Determine which lines contain the word "marker", then copy those lines.

MATERIAL PROVIDED:
+ + +
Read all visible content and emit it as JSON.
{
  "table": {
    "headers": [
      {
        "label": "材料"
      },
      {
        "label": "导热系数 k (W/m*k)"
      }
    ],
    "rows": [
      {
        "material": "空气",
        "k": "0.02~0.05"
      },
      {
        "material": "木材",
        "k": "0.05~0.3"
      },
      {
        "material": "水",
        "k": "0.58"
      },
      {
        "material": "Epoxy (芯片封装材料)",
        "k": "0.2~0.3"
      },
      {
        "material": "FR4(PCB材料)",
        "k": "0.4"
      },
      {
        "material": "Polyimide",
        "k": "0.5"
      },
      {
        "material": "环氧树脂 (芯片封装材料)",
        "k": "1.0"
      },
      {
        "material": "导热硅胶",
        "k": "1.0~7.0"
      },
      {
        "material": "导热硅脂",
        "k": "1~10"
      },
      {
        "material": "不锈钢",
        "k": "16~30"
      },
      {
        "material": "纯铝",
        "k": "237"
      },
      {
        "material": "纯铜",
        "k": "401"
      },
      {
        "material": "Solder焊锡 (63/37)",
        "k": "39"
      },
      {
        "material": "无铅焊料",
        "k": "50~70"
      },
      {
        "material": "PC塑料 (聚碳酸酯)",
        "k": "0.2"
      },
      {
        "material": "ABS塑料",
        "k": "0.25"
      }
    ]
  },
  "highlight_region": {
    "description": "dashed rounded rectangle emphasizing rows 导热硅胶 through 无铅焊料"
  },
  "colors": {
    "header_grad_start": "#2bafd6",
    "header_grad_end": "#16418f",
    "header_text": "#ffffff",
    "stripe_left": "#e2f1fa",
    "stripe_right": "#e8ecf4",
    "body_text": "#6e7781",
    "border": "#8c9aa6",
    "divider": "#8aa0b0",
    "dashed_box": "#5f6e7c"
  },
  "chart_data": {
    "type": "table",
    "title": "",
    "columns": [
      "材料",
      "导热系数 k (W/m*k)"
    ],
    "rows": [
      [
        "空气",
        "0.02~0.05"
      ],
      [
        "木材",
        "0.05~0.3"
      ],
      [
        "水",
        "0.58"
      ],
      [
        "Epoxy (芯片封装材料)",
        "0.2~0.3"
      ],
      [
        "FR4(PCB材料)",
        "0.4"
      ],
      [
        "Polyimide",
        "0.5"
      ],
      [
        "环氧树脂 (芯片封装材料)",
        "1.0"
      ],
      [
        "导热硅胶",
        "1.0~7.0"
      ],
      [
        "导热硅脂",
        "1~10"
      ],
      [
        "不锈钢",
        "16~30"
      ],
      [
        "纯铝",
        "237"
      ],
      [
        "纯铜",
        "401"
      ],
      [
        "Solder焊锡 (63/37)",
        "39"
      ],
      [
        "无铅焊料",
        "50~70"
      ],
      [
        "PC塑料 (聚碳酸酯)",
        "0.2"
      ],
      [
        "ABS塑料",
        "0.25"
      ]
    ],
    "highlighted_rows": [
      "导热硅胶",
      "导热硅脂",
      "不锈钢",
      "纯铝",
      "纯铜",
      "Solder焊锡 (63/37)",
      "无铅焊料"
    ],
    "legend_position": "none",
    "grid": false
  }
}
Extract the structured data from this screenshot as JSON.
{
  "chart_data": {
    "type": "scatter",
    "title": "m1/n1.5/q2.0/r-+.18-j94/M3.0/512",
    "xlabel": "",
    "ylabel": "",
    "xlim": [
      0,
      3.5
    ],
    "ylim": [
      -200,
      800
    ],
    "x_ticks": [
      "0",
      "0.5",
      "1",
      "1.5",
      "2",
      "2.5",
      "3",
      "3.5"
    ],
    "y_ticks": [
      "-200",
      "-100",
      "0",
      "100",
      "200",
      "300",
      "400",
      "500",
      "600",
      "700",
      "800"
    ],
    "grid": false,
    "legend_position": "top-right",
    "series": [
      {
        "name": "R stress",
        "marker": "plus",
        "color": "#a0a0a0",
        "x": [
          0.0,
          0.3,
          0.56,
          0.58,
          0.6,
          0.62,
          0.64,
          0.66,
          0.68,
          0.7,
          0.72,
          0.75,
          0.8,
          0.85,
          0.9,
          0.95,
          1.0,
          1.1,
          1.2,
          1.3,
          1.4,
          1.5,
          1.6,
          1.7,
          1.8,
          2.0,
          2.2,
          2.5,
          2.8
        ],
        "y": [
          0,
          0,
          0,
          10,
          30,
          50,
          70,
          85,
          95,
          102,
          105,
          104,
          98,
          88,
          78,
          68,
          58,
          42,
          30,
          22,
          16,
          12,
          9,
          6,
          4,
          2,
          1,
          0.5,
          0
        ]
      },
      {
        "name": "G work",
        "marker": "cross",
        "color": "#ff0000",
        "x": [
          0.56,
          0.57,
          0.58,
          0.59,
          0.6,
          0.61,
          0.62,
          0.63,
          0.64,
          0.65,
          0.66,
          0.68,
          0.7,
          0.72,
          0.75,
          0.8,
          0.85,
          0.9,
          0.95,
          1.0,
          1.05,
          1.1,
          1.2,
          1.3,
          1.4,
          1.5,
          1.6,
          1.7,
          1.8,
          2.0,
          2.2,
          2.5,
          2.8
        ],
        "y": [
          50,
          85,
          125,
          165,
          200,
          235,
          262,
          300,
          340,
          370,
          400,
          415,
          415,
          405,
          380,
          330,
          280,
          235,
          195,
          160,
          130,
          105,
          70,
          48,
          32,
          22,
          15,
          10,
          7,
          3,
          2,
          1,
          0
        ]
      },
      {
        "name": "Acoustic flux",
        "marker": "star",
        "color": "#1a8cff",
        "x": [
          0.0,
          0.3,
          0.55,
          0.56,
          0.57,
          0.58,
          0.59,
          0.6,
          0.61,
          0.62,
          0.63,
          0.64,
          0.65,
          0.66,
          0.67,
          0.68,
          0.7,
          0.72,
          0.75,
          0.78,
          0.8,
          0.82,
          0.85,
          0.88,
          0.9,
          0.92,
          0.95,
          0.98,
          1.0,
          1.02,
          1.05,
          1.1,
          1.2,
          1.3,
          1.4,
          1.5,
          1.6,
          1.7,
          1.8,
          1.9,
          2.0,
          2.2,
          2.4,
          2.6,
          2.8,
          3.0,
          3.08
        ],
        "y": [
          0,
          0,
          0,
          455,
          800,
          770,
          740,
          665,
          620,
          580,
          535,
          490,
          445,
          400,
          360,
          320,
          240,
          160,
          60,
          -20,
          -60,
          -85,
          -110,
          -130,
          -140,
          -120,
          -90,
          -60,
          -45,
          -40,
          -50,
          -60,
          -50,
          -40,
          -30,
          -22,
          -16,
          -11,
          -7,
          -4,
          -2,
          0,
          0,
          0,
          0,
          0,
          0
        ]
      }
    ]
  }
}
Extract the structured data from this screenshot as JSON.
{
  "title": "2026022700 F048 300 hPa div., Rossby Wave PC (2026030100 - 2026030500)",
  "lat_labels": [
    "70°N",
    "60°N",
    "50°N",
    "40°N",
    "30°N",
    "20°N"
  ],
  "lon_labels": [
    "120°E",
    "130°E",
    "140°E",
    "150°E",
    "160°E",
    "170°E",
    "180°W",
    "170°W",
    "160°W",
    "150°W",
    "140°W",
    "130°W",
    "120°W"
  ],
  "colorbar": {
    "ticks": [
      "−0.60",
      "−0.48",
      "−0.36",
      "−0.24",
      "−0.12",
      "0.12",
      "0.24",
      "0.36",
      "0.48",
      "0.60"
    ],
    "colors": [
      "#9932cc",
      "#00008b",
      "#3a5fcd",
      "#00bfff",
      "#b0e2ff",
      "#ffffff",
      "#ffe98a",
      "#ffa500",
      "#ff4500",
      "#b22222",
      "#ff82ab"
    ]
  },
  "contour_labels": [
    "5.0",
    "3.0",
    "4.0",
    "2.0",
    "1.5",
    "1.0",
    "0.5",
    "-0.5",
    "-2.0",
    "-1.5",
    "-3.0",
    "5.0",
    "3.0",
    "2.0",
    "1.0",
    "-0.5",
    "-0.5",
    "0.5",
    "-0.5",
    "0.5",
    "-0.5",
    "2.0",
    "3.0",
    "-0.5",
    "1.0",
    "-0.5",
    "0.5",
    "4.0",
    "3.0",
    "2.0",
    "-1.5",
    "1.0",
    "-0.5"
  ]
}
+ + +
WORKED ANSWER:
        "marker": "plus",
        "marker": "cross",
        "marker": "star",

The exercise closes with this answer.